> [Exercise requirements]: Review the material and extract every line in which the word "compartiment" occurs.
************
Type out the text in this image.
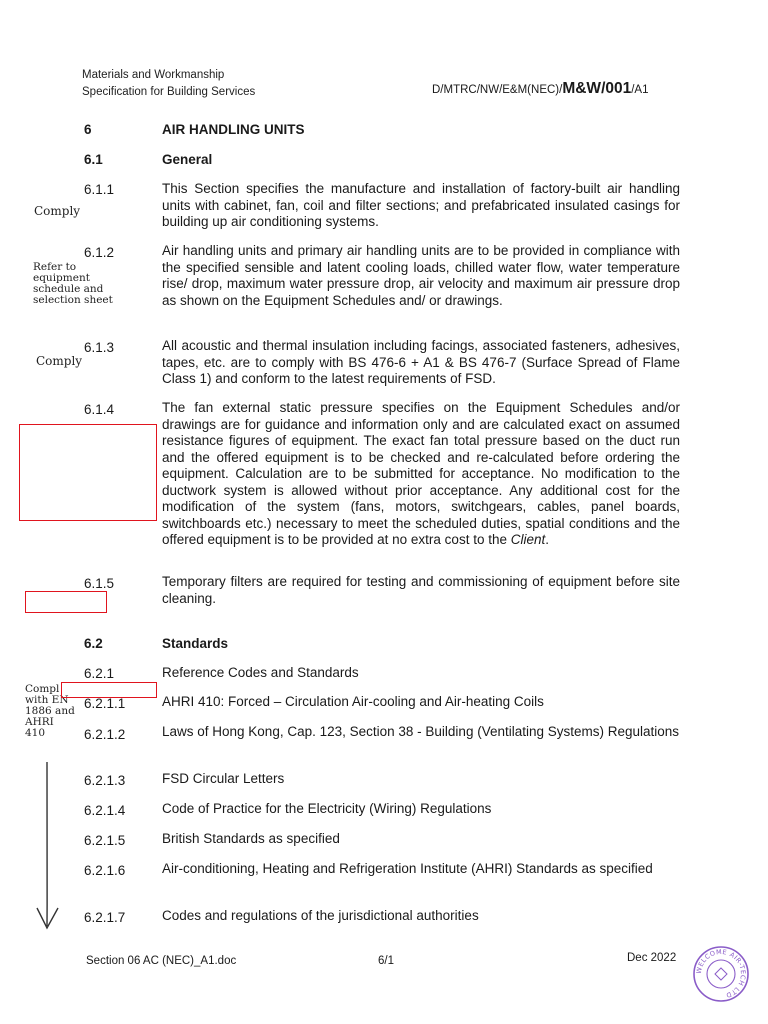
Materials and Workmanship
Specification for Building Services	D/MTRC/NW/E&M(NEC)/M&W/001/A1
6	AIR HANDLING UNITS
6.1	General
6.1.1	This Section specifies the manufacture and installation of factory-built air handling units with cabinet, fan, coil and filter sections; and prefabricated insulated casings for building up air conditioning systems.
6.1.2	Air handling units and primary air handling units are to be provided in compliance with the specified sensible and latent cooling loads, chilled water flow, water temperature rise/ drop, maximum water pressure drop, air velocity and maximum air pressure drop as shown on the Equipment Schedules and/ or drawings.
6.1.3	All acoustic and thermal insulation including facings, associated fasteners, adhesives, tapes, etc. are to comply with BS 476-6 + A1 & BS 476-7 (Surface Spread of Flame Class 1) and conform to the latest requirements of FSD.
6.1.4	The fan external static pressure specifies on the Equipment Schedules and/or drawings are for guidance and information only and are calculated exact on assumed resistance figures of equipment. The exact fan total pressure based on the duct run and the offered equipment is to be checked and re-calculated before ordering the equipment. Calculation are to be submitted for acceptance. No modification to the ductwork system is allowed without prior acceptance. Any additional cost for the modification of the system (fans, motors, switchgears, cables, panel boards, switchboards etc.) necessary to meet the scheduled duties, spatial conditions and the offered equipment is to be provided at no extra cost to the Client.
6.1.5	Temporary filters are required for testing and commissioning of equipment before site cleaning.
6.2	Standards
6.2.1	Reference Codes and Standards
6.2.1.1	AHRI 410: Forced – Circulation Air-cooling and Air-heating Coils
6.2.1.2	Laws of Hong Kong, Cap. 123, Section 38 - Building (Ventilating Systems) Regulations
6.2.1.3	FSD Circular Letters
6.2.1.4	Code of Practice for the Electricity (Wiring) Regulations
6.2.1.5	British Standards as specified
6.2.1.6	Air-conditioning, Heating and Refrigeration Institute (AHRI) Standards as specified
6.2.1.7	Codes and regulations of the jurisdictional authorities
Comply
Refer to equipment schedule and selection sheet
Comply
Compl with EN 1886 and AHRI 410
Section 06 AC (NEC)_A1.doc	6/1	Dec 2022
WELCOME AIR-TECH LTD
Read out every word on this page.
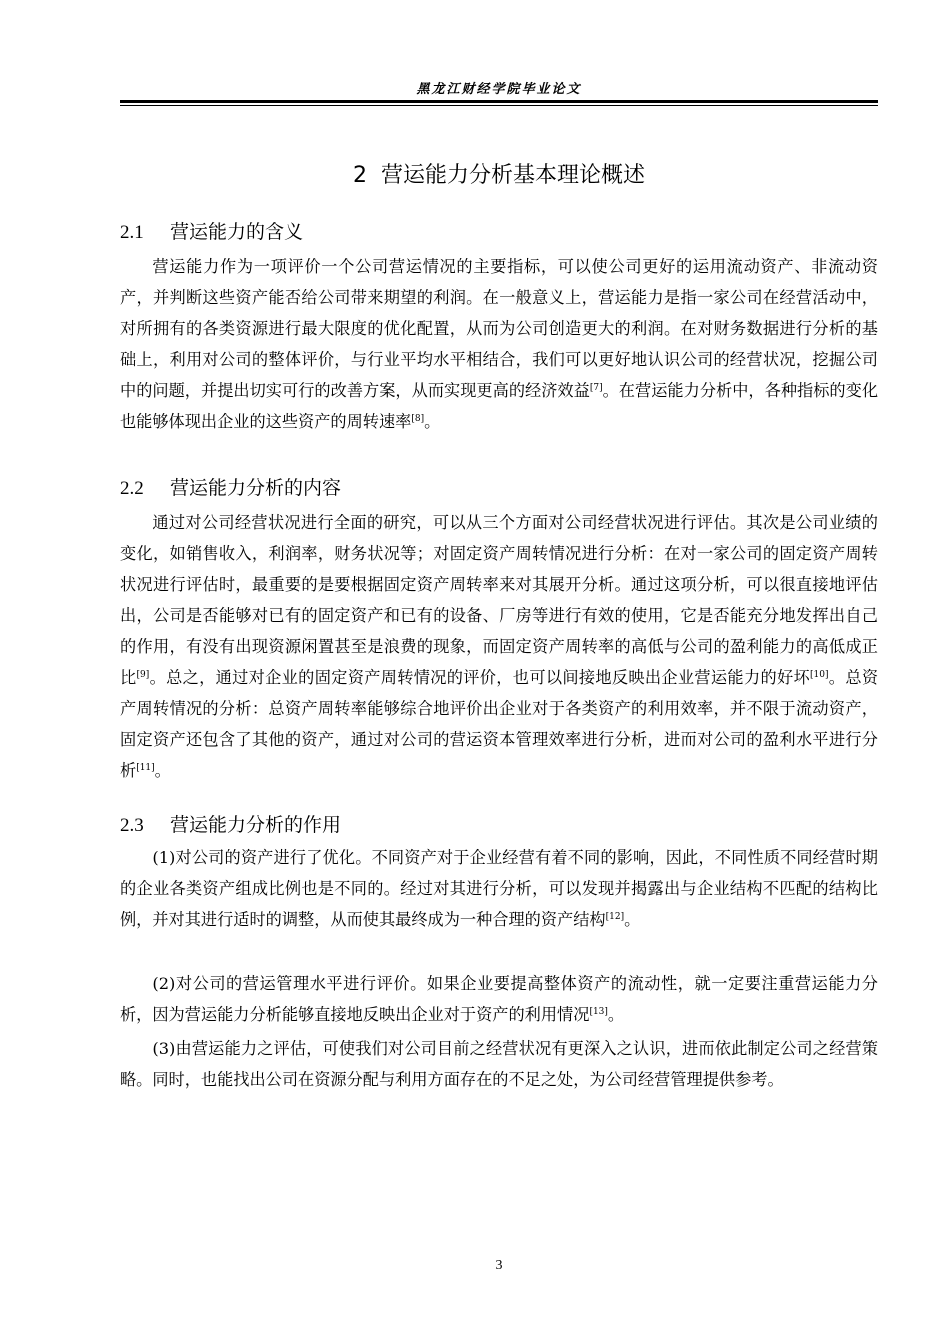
黑龙江财经学院毕业论文
2 营运能力分析基本理论概述
2.1 营运能力的含义

营运能力作为一项评价一个公司营运情况的主要指标，可以使公司更好的运用流动资产、非流动资产，并判断这些资产能否给公司带来期望的利润。在一般意义上，营运能力是指一家公司在经营活动中，对所拥有的各类资源进行最大限度的优化配置，从而为公司创造更大的利润。在对财务数据进行分析的基础上，利用对公司的整体评价，与行业平均水平相结合，我们可以更好地认识公司的经营状况，挖掘公司中的问题，并提出切实可行的改善方案，从而实现更高的经济效益[7]。在营运能力分析中，各种指标的变化也能够体现出企业的这些资产的周转速率[8]。

2.2 营运能力分析的内容

通过对公司经营状况进行全面的研究，可以从三个方面对公司经营状况进行评估。其次是公司业绩的变化，如销售收入，利润率，财务状况等；对固定资产周转情况进行分析：在对一家公司的固定资产周转状况进行评估时，最重要的是要根据固定资产周转率来对其展开分析。通过这项分析，可以很直接地评估出，公司是否能够对已有的固定资产和已有的设备、厂房等进行有效的使用，它是否能充分地发挥出自己的作用，有没有出现资源闲置甚至是浪费的现象，而固定资产周转率的高低与公司的盈利能力的高低成正比[9]。总之，通过对企业的固定资产周转情况的评价，也可以间接地反映出企业营运能力的好坏[10]。总资产周转情况的分析：总资产周转率能够综合地评价出企业对于各类资产的利用效率，并不限于流动资产，固定资产还包含了其他的资产，通过对公司的营运资本管理效率进行分析，进而对公司的盈利水平进行分析[11]。

2.3 营运能力分析的作用

(1)对公司的资产进行了优化。不同资产对于企业经营有着不同的影响，因此，不同性质不同经营时期的企业各类资产组成比例也是不同的。经过对其进行分析，可以发现并揭露出与企业结构不匹配的结构比例，并对其进行适时的调整，从而使其最终成为一种合理的资产结构[12]。

(2)对公司的营运管理水平进行评价。如果企业要提高整体资产的流动性，就一定要注重营运能力分析，因为营运能力分析能够直接地反映出企业对于资产的利用情况[13]。

(3)由营运能力之评估，可使我们对公司目前之经营状况有更深入之认识，进而依此制定公司之经营策略。同时，也能找出公司在资源分配与利用方面存在的不足之处，为公司经营管理提供参考。

3
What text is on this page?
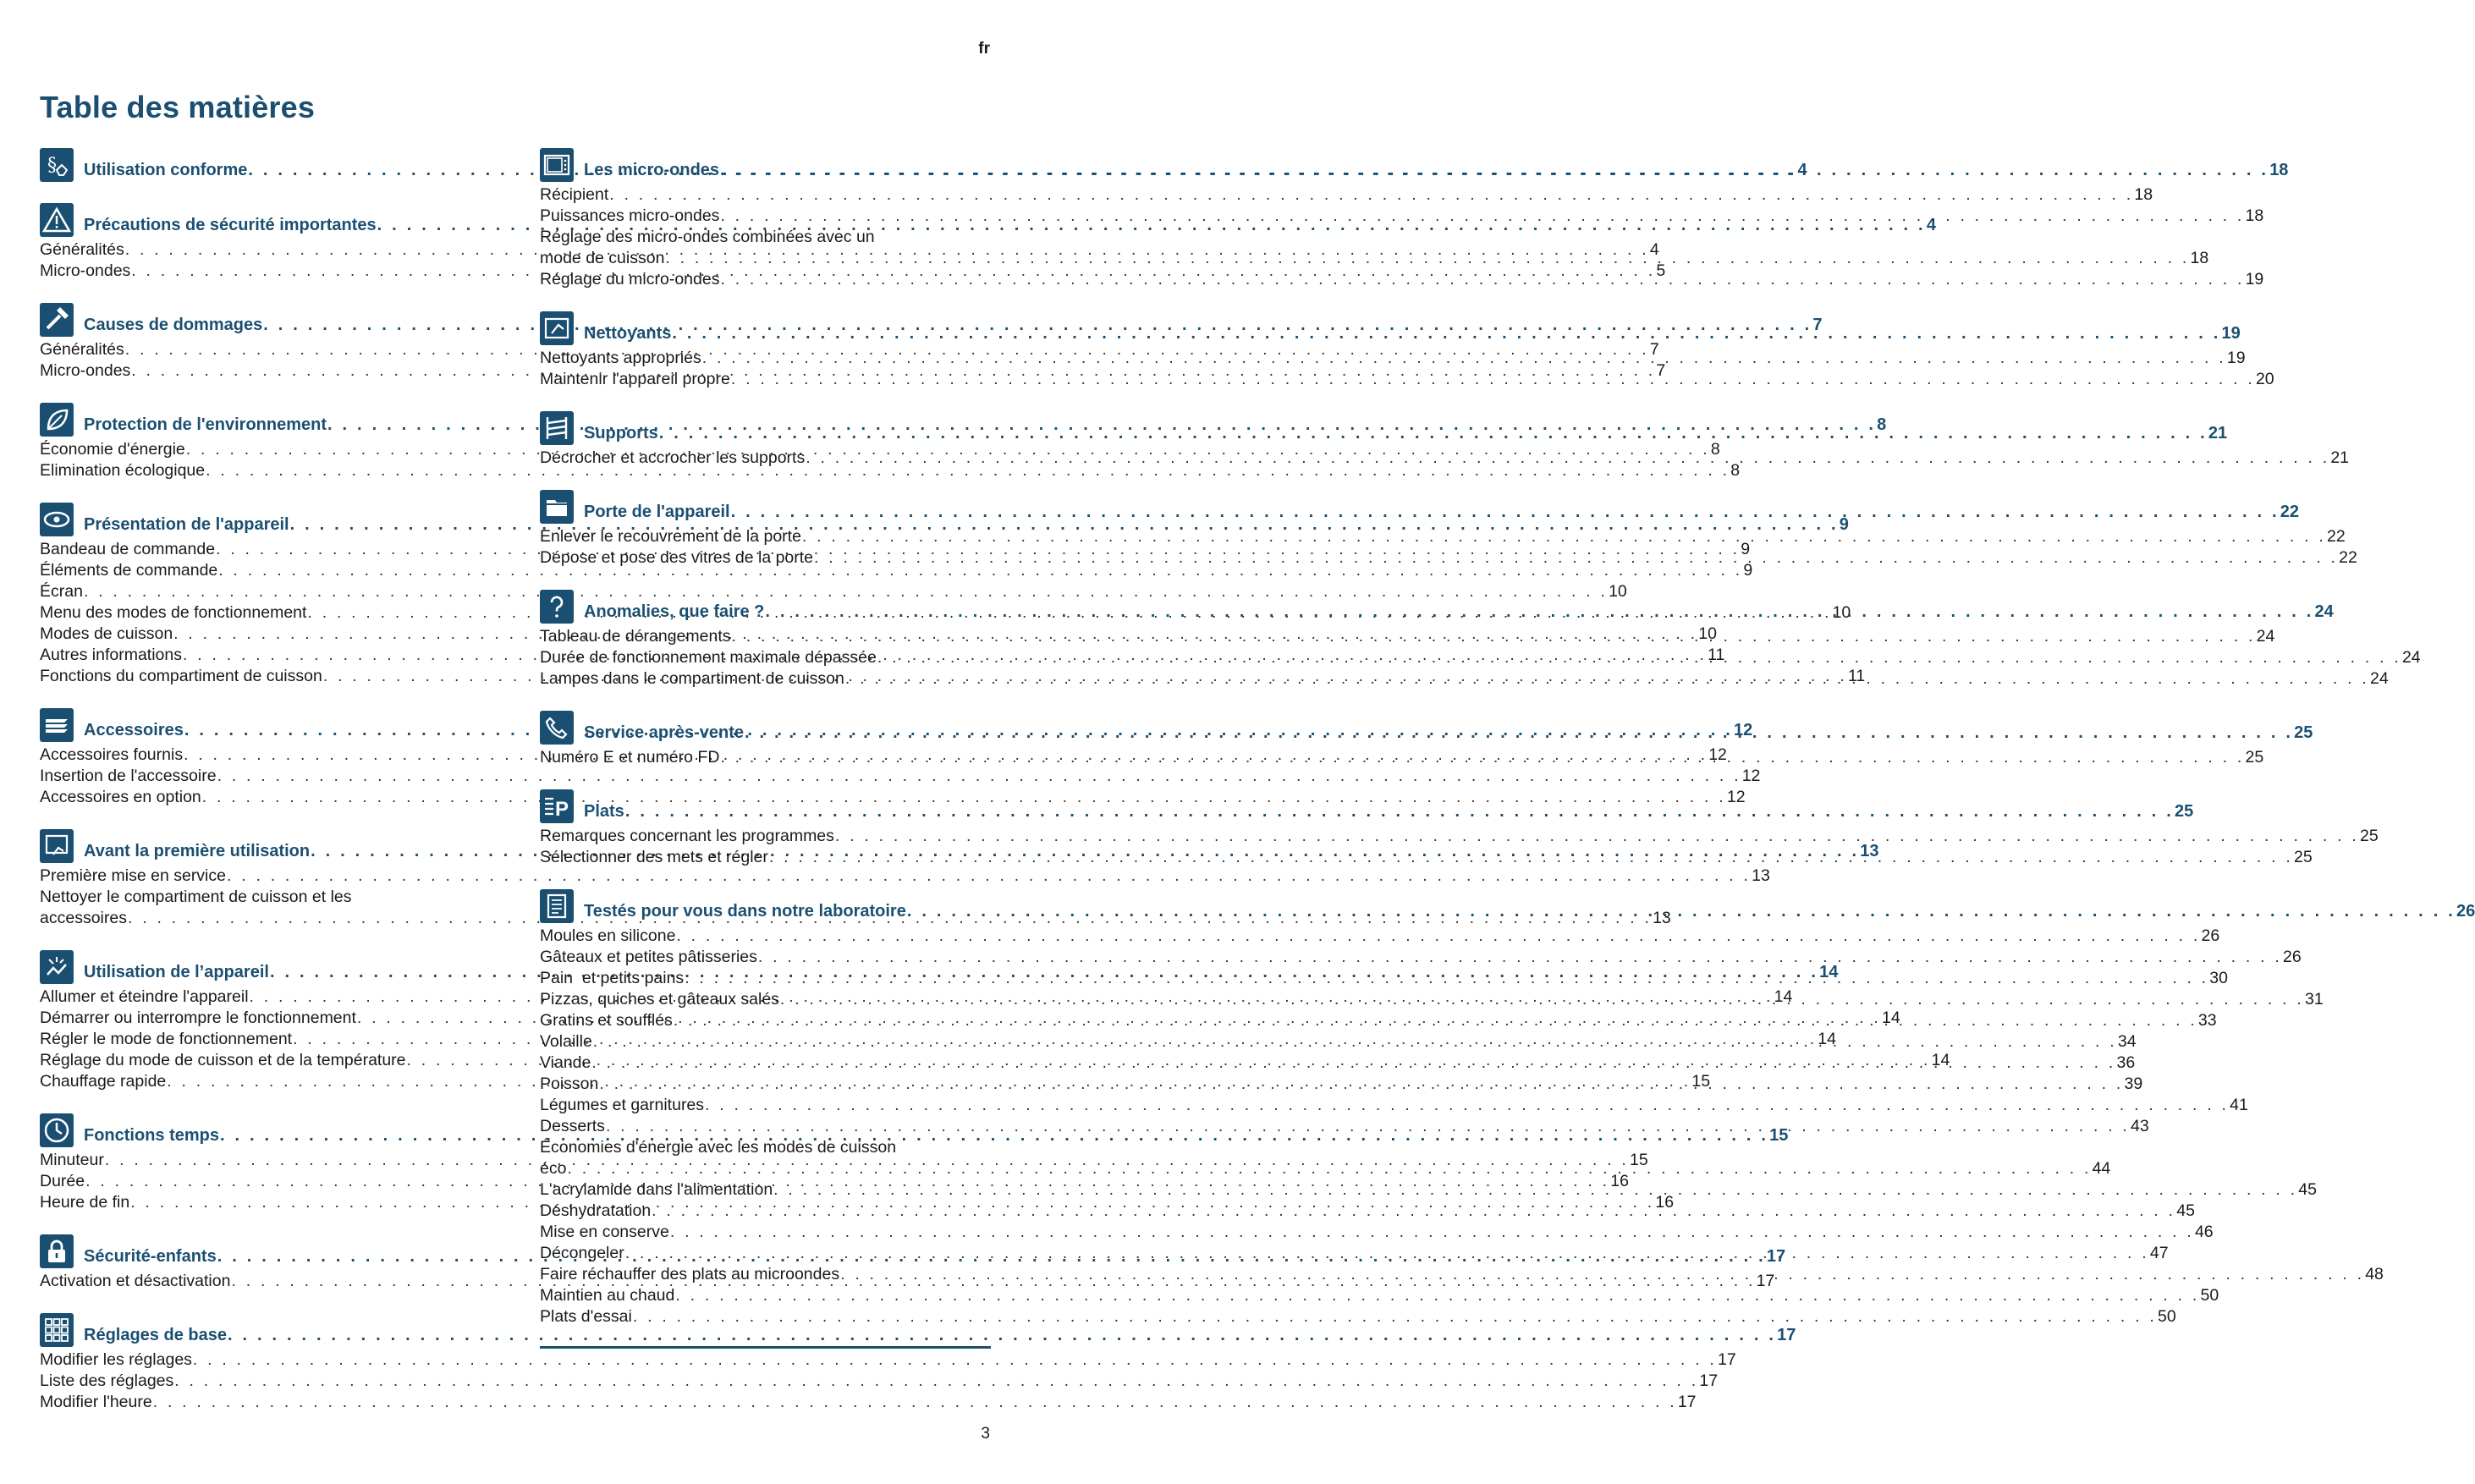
fr
Table des matières
§ Utilisation conforme . . .	4
Précautions de sécurité importantes . . .	4
Généralités . . .	4
Micro-ondes . . .	5
Causes de dommages . . .	7
Généralités . . .	7
Micro-ondes . . .	7
Protection de l'environnement . . .	8
Économie d'énergie . . .	8
Elimination écologique . . .	8
Présentation de l'appareil . . .	9
Bandeau de commande . . .	9
Éléments de commande . . .	9
Écran . . .	10
Menu des modes de fonctionnement . . .	10
Modes de cuisson . . .	10
Autres informations . . .	11
Fonctions du compartiment de cuisson . . .	11
Accessoires . . .	12
Accessoires fournis . . .	12
Insertion de l'accessoire . . .	12
Accessoires en option . . .	12
Avant la première utilisation . . .	13
Première mise en service . . .	13
Nettoyer le compartiment de cuisson et les
accessoires . . .	13
Utilisation de l’appareil . . .	14
Allumer et éteindre l'appareil . . .	14
Démarrer ou interrompre le fonctionnement . . .	14
Régler le mode de fonctionnement . . .	14
Réglage du mode de cuisson et de la température . . .	14
Chauffage rapide . . .	15
Fonctions temps . . .	15
Minuteur . . .	15
Durée . . .	16
Heure de fin . . .	16
Sécurité-enfants . . .	17
Activation et désactivation . . .	17
Réglages de base . . .	17
Modifier les réglages . . .	17
Liste des réglages . . .	17
Modifier l'heure . . .	17
Les micro-ondes . . .	18
Récipient . . .	18
Puissances micro-ondes . . .	18
Réglage des micro-ondes combinées avec un
mode de cuisson . . .	18
Réglage du micro-ondes . . .	19
Nettoyants . . .	19
Nettoyants appropriés . . .	19
Maintenir l'appareil propre . . .	20
Supports . . .	21
Décrocher et accrocher les supports . . .	21
Porte de l'appareil . . .	22
Enlever le recouvrement de la porte . . .	22
Dépose et pose des vitres de la porte . . .	22
Anomalies, que faire ? . . .	24
Tableau de dérangements . . .	24
Durée de fonctionnement maximale dépassée . . .	24
Lampes dans le compartiment de cuisson . . .	24
Service après-vente . . .	25
Numéro E et numéro FD . . .	25
P Plats . . .	25
Remarques concernant les programmes . . .	25
Sélectionner des mets et régler . . .	25
Testés pour vous dans notre laboratoire . . .	26
Moules en silicone . . .	26
Gâteaux et petites pâtisseries . . .	26
Pain  et petits pains . . .	30
Pizzas, quiches et gâteaux salés . . .	31
Gratins et soufflés . . .	33
Volaille . . .	34
Viande . . .	36
Poisson . . .	39
Légumes et garnitures . . .	41
Desserts . . .	43
Économies d'énergie avec les modes de cuisson
éco . . .	44
L'acrylamide dans l'alimentation . . .	45
Déshydratation . . .	45
Mise en conserve . . .	46
Décongeler . . .	47
Faire réchauffer des plats au microondes . . .	48
Maintien au chaud . . .	50
Plats d'essai . . .	50
3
************
> [Task answer]:
Fonctions du compartiment de cuisson . . .	11
Nettoyer le compartiment de cuisson et les
Lampes dans le compartiment de cuisson . . .	24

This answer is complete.